* _Problem description_: Below is a listing. Gather each line of it that contains "cheese".

* _Dataset excerpts_:
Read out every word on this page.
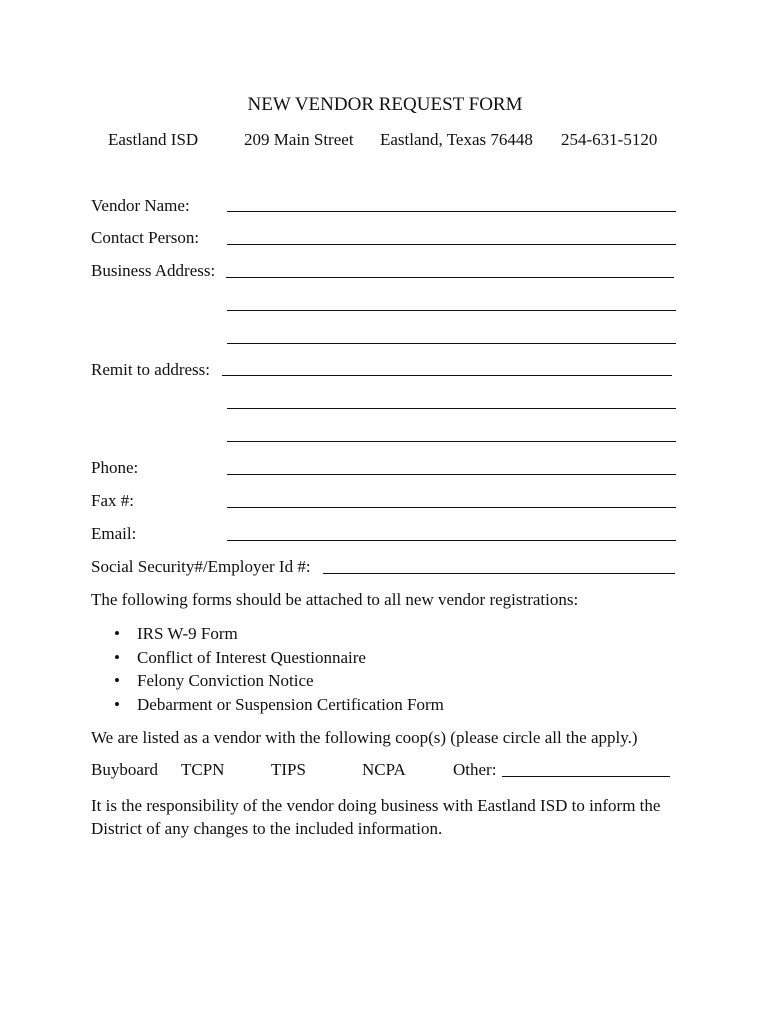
NEW VENDOR REQUEST FORM
Eastland ISD	209 Main Street Eastland, Texas 76448 254-631-5120
Vendor Name:
Contact Person:
Business Address:
Remit to address:
Phone:
Fax #:
Email:
Social Security#/Employer Id #:
The following forms should be attached to all new vendor registrations:
• IRS W-9 Form
• Conflict of Interest Questionnaire
• Felony Conviction Notice
• Debarment or Suspension Certification Form
We are listed as a vendor with the following coop(s) (please circle all the apply.)
Buyboard TCPN	TIPS	NCPA	Other:
It is the responsibility of the vendor doing business with Eastland ISD to inform the District of any changes to the included information.
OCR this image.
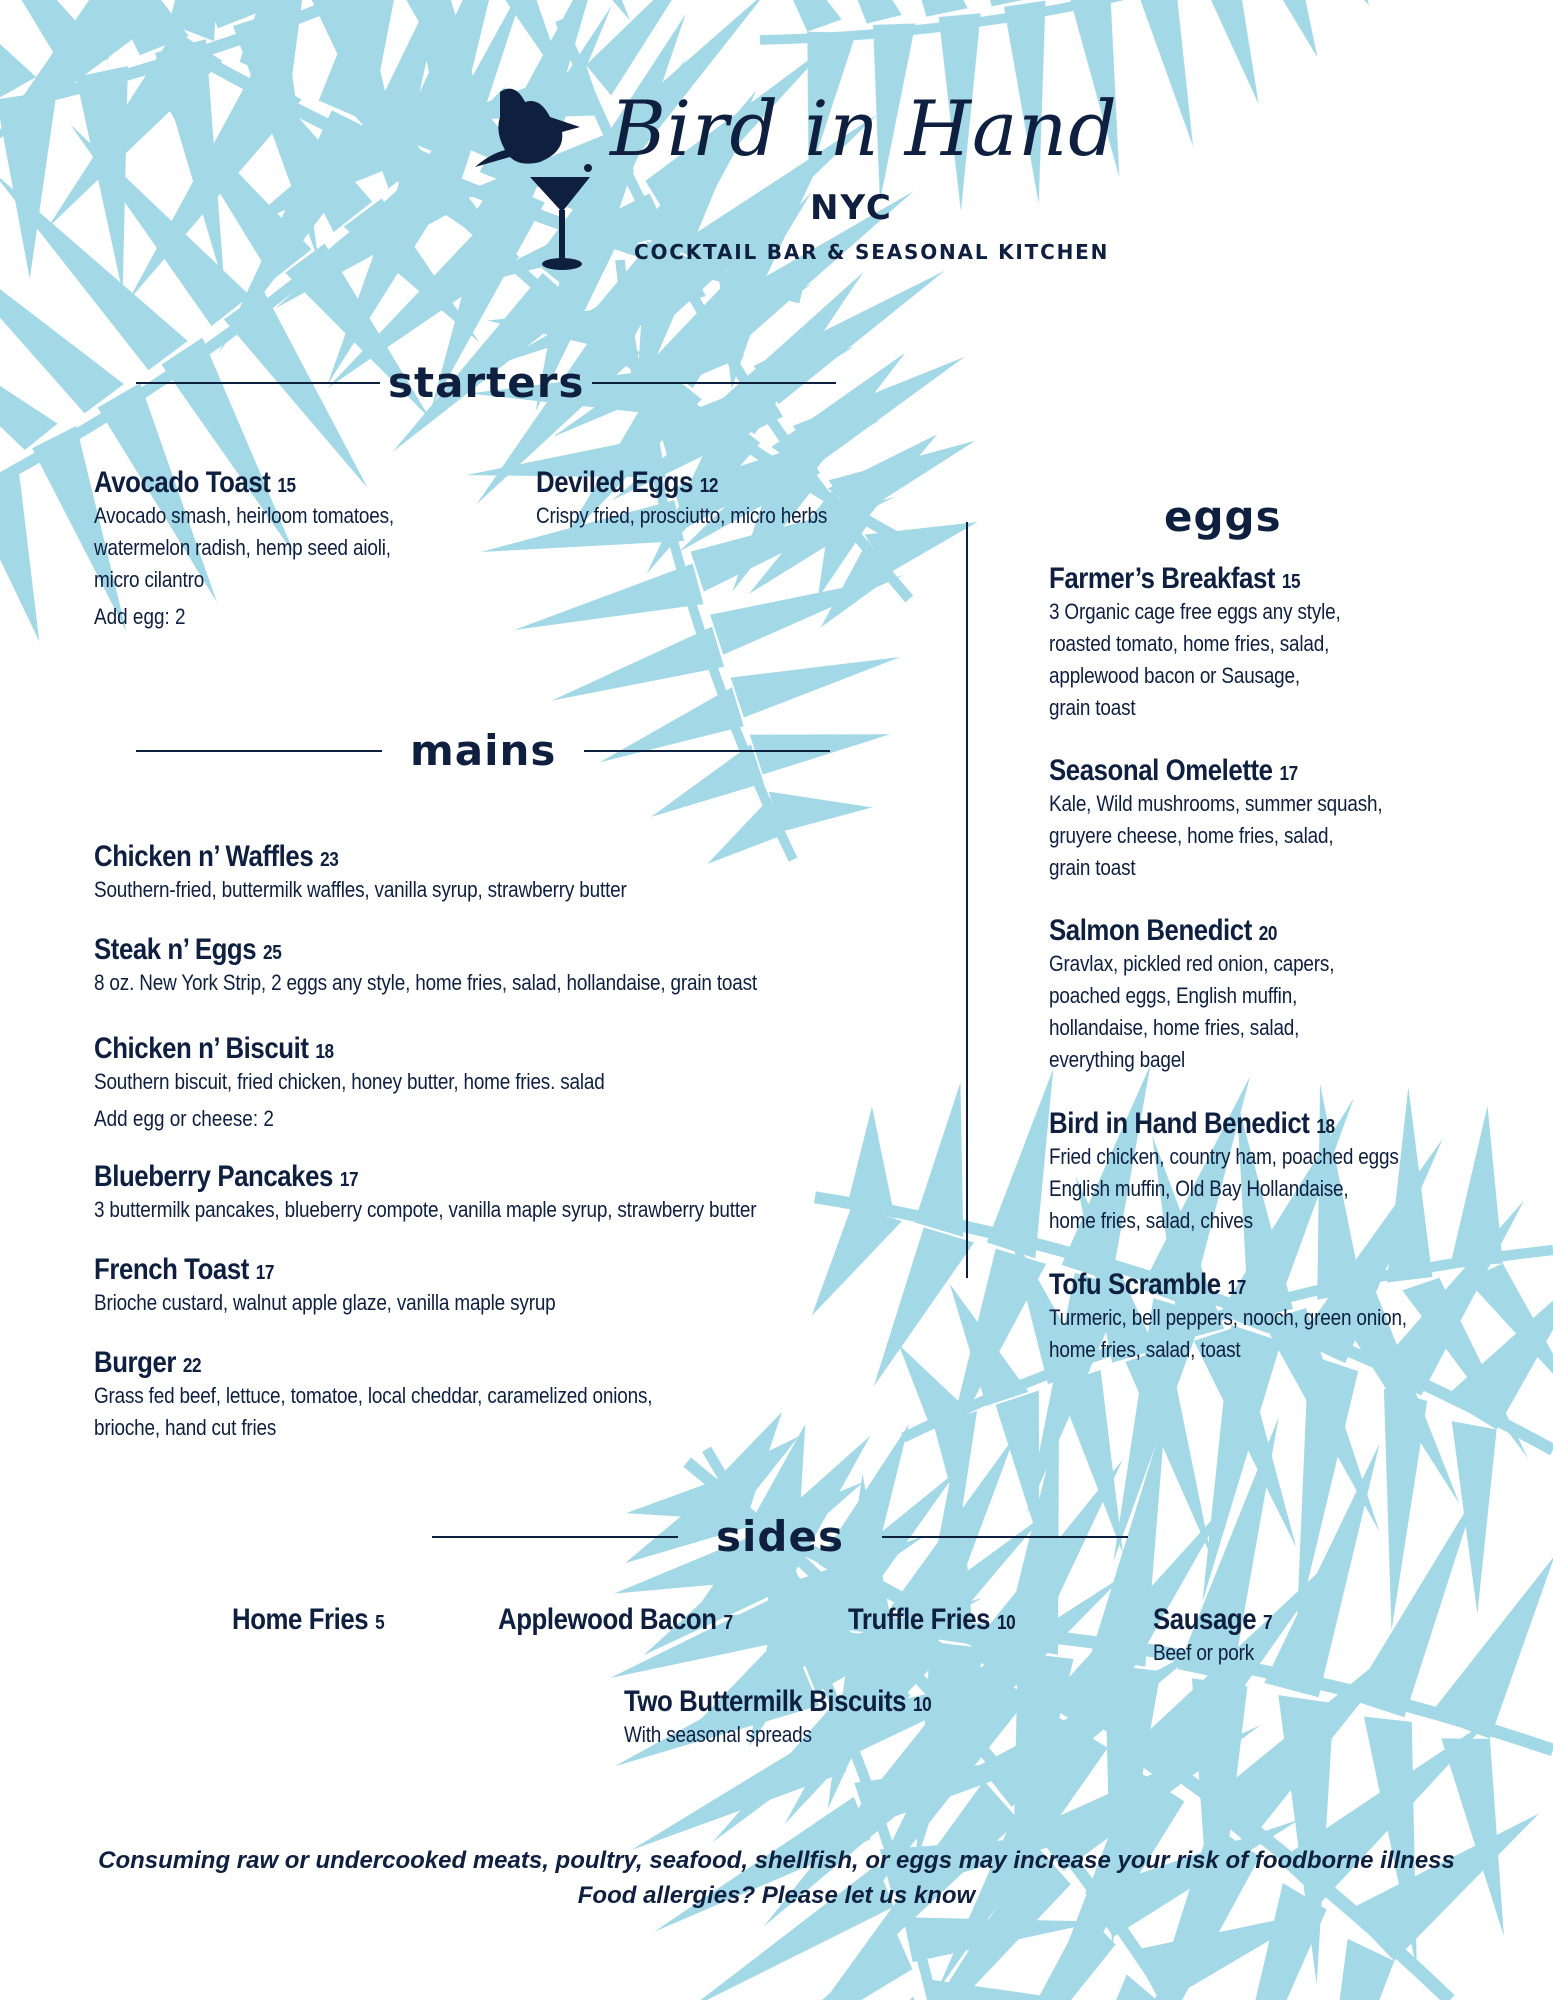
Bird in Hand
NYC
COCKTAIL BAR & SEASONAL KITCHEN
starters
Avocado Toast 15
Avocado smash, heirloom tomatoes,
watermelon radish, hemp seed aioli,
micro cilantro
Add egg: 2
Deviled Eggs 12
Crispy fried, prosciutto, micro herbs
mains
Chicken n’ Waffles 23
Southern-fried, buttermilk waffles, vanilla syrup, strawberry butter
Steak n’ Eggs 25
8 oz. New York Strip, 2 eggs any style, home fries, salad, hollandaise, grain toast
Chicken n’ Biscuit 18
Southern biscuit, fried chicken, honey butter, home fries. salad
Add egg or cheese: 2
Blueberry Pancakes 17
3 buttermilk pancakes, blueberry compote, vanilla maple syrup, strawberry butter
French Toast 17
Brioche custard, walnut apple glaze, vanilla maple syrup
Burger 22
Grass fed beef, lettuce, tomatoe, local cheddar, caramelized onions,
brioche, hand cut fries
eggs
Farmer’s Breakfast 15
3 Organic cage free eggs any style,
roasted tomato, home fries, salad,
applewood bacon or Sausage,
grain toast
Seasonal Omelette 17
Kale, Wild mushrooms, summer squash,
gruyere cheese, home fries, salad,
grain toast
Salmon Benedict 20
Gravlax, pickled red onion, capers,
poached eggs, English muffin,
hollandaise, home fries, salad,
everything bagel
Bird in Hand Benedict 18
Fried chicken, country ham, poached eggs
English muffin, Old Bay Hollandaise,
home fries, salad, chives
Tofu Scramble 17
Turmeric, bell peppers, nooch, green onion,
home fries, salad, toast
sides
Home Fries 5	Applewood Bacon 7	Truffle Fries 10	Sausage 7
Beef or pork
Two Buttermilk Biscuits 10
With seasonal spreads
Consuming raw or undercooked meats, poultry, seafood, shellfish, or eggs may increase your risk of foodborne illness
Food allergies? Please let us know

* _Task response_:
Add egg or cheese: 2
gruyere cheese, home fries, salad,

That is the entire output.